RECORDS SHOWN:
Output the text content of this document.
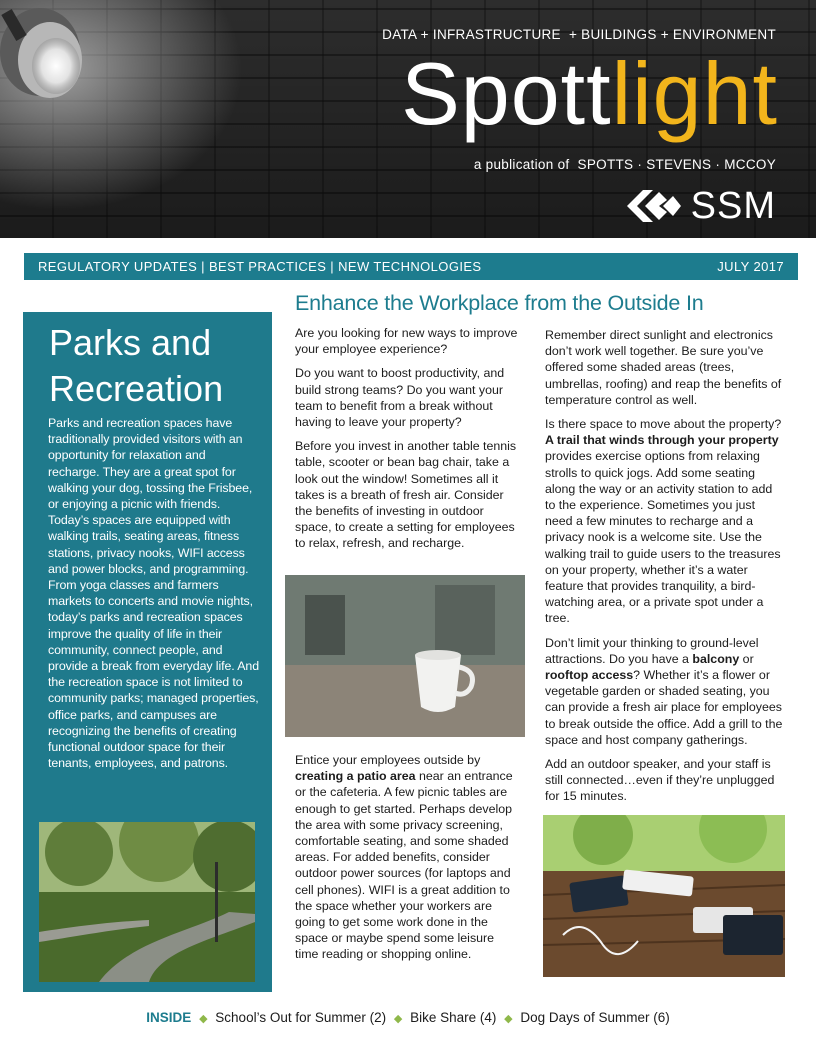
DATA + INFRASTRUCTURE  + BUILDINGS + ENVIRONMENT
Spottlight
a publication of  SPOTTS · STEVENS · MCCOY
SSM
REGULATORY UPDATES | BEST PRACTICES | NEW TECHNOLOGIES	JULY 2017
Parks and
Recreation
Parks and recreation spaces have traditionally provided visitors with an opportunity for relaxation and recharge. They are a great spot for walking your dog, tossing the Frisbee, or enjoying a picnic with friends. Today’s spaces are equipped with walking trails, seating areas, fitness stations, privacy nooks, WIFI access and power blocks, and programming. From yoga classes and farmers markets to concerts and movie nights, today’s parks and recreation spaces improve the quality of life in their community, connect people, and provide a break from everyday life. And the recreation space is not limited to community parks; managed properties, office parks, and campuses are recognizing the benefits of creating functional outdoor space for their tenants, employees, and patrons.
Enhance the Workplace from the Outside In

Are you looking for new ways to improve your employee experience?

Do you want to boost productivity, and build strong teams? Do you want your team to benefit from a break without having to leave your property?

Before you invest in another table tennis table, scooter or bean bag chair, take a look out the window! Sometimes all it takes is a breath of fresh air. Consider the benefits of investing in outdoor space, to create a setting for employees to relax, refresh, and recharge.

Entice your employees outside by creating a patio area near an entrance or the cafeteria. A few picnic tables are enough to get started. Perhaps develop the area with some privacy screening, comfortable seating, and some shaded areas. For added benefits, consider outdoor power sources (for laptops and cell phones). WIFI is a great addition to the space whether your workers are going to get some work done in the space or maybe spend some leisure time reading or shopping online.

Remember direct sunlight and electronics don’t work well together. Be sure you’ve offered some shaded areas (trees, umbrellas, roofing) and reap the benefits of temperature control as well.

Is there space to move about the property? A trail that winds through your property provides exercise options from relaxing strolls to quick jogs. Add some seating along the way or an activity station to add to the experience. Sometimes you just need a few minutes to recharge and a privacy nook is a welcome site. Use the walking trail to guide users to the treasures on your property, whether it’s a water feature that provides tranquility, a bird-watching area, or a private spot under a tree.

Don’t limit your thinking to ground-level attractions. Do you have a balcony or rooftop access? Whether it’s a flower or vegetable garden or shaded seating, you can provide a fresh air place for employees to break outside the office. Add a grill to the space and host company gatherings.

Add an outdoor speaker, and your staff is still connected…even if they’re unplugged for 15 minutes.

INSIDE ◆ School’s Out for Summer (2) ◆ Bike Share (4) ◆ Dog Days of Summer (6)
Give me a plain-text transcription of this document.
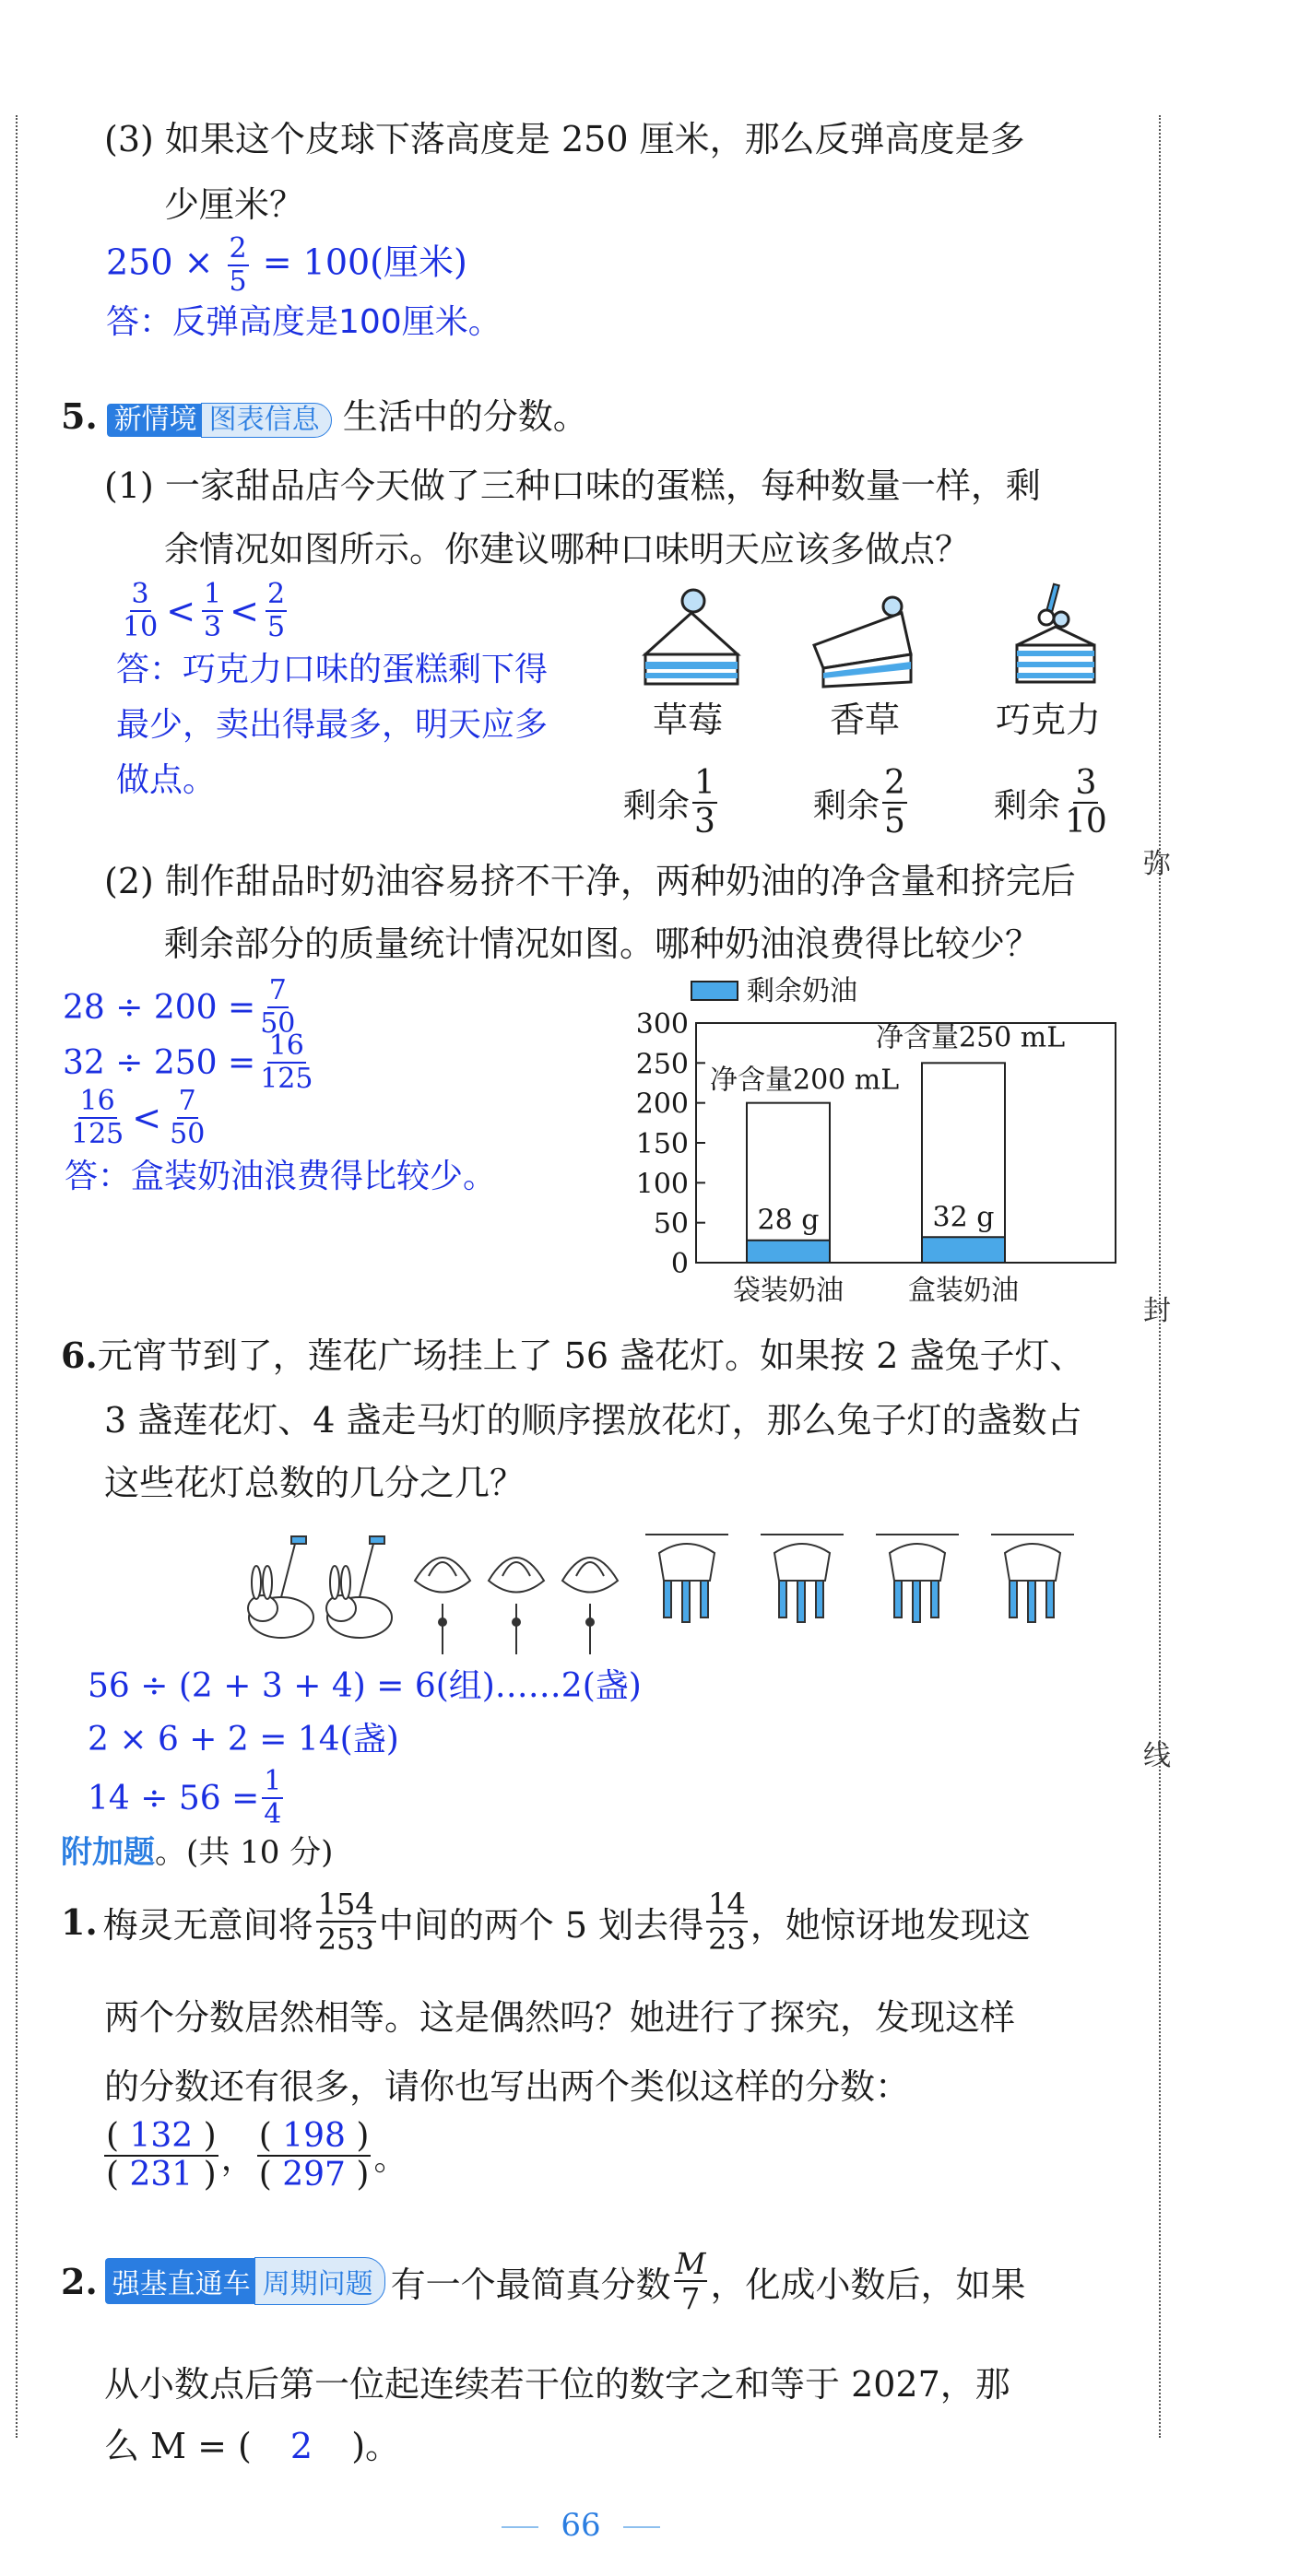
弥
封
线
(3) 如果这个皮球下落高度是 250 厘米，那么反弹高度是多
少厘米？
$250 \times \frac{2}{5} = 100$(厘米)
答：反弹高度是100厘米。
5. 新情境 图表信息 生活中的分数。
(1) 一家甜品店今天做了三种口味的蛋糕，每种数量一样，剩
余情况如图所示。你建议哪种口味明天应该多做点？
$\frac{3}{10} < \frac{1}{3} < \frac{2}{5}$
答：巧克力口味的蛋糕剩下得
最少，卖出得最多，明天应多
做点。
草莓	香草	巧克力
剩余 $\frac{1}{3}$	剩余 $\frac{2}{5}$	剩余 $\frac{3}{10}$
(2) 制作甜品时奶油容易挤不干净，两种奶油的净含量和挤完后
剩余部分的质量统计情况如图。哪种奶油浪费得比较少？
$28 \div 200 = \frac{7}{50}$
$32 \div 250 = \frac{16}{125}$
$\frac{16}{125} < \frac{7}{50}$
答：盒装奶油浪费得比较少。
剩余奶油
0
50
100
150
200
250
300
28 g
袋装奶油
32 g
盒装奶油
净含量200 mL
净含量250 mL
6.元宵节到了，莲花广场挂上了 56 盏花灯。如果按 2 盏兔子灯、
3 盏莲花灯、4 盏走马灯的顺序摆放花灯，那么兔子灯的盏数占
这些花灯总数的几分之几？
56 ÷ (2 + 3 + 4) = 6(组)……2(盏)
2 × 6 + 2 = 14(盏)
$14 \div 56 = \frac{1}{4}$
附加题。(共 10 分)
1. 梅灵无意间将 $\frac{154}{253}$ 中间的两个 5 划去得 $\frac{14}{23}$ ，她惊讶地发现这
两个分数居然相等。这是偶然吗？她进行了探究，发现这样
的分数还有很多，请你也写出两个类似这样的分数：
$\frac{( 132 )}{( 231 )}$ ， $\frac{( 198 )}{( 297 )}$ 。
2. 强基直通车 周期问题 有一个最简真分数 $\frac{M}{7}$ ，化成小数后，如果
从小数点后第一位起连续若干位的数字之和等于 2027，那
么 M = ( 2 )。
66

EXERCISE BRIEF: Show each line holding the word "text".

EXPECTED ANSWER:
Output the text content of this document.
Give me a plain-text transcription of this document.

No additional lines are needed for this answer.